Exercise directions ▸ Every record must be repeated exactly; omit any pictures they contain.

-----

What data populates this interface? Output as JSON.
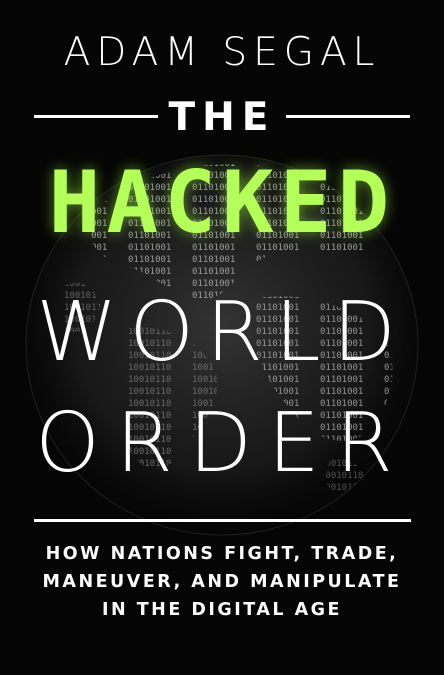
{
  "cover": {
    "author": "ADAM SEGAL",
    "title_the": "THE",
    "title_hacked": "HACKED",
    "title_world": "WORLD",
    "title_order": "ORDER",
    "subtitle_lines": [
      "HOW NATIONS FIGHT, TRADE,",
      "MANEUVER, AND MANIPULATE",
      "IN THE DIGITAL AGE"
    ],
    "colors": {
      "background": "#050505",
      "accent_green": "#b4ff5a",
      "text": "#ffffff",
      "globe_digits": "#8a8a8a"
    },
    "globe_icon": "binary-digits-globe"
  }
}
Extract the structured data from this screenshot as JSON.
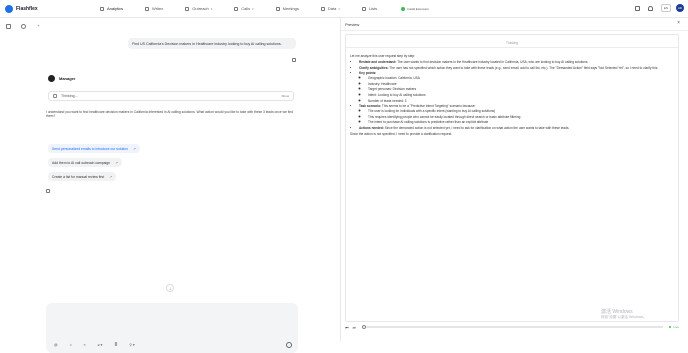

-----

Answer for the task ▸
What data populates this interface? Output as JSON.
{
  "cover": {
    "author": "ADAM SEGAL",
    "title_the": "THE",
    "title_hacked": "HACKED",
    "title_world": "WORLD",
    "title_order": "ORDER",
    "subtitle_lines": [
      "HOW NATIONS FIGHT, TRADE,",
      "MANEUVER, AND MANIPULATE",
      "IN THE DIGITAL AGE"
    ],
    "colors": {
      "background": "#050505",
      "accent_green": "#b4ff5a",
      "text": "#ffffff",
      "globe_digits": "#8a8a8a"
    },
    "globe_icon": "binary-digits-globe"
  }
}
Extract the structured data from this screenshot as JSON.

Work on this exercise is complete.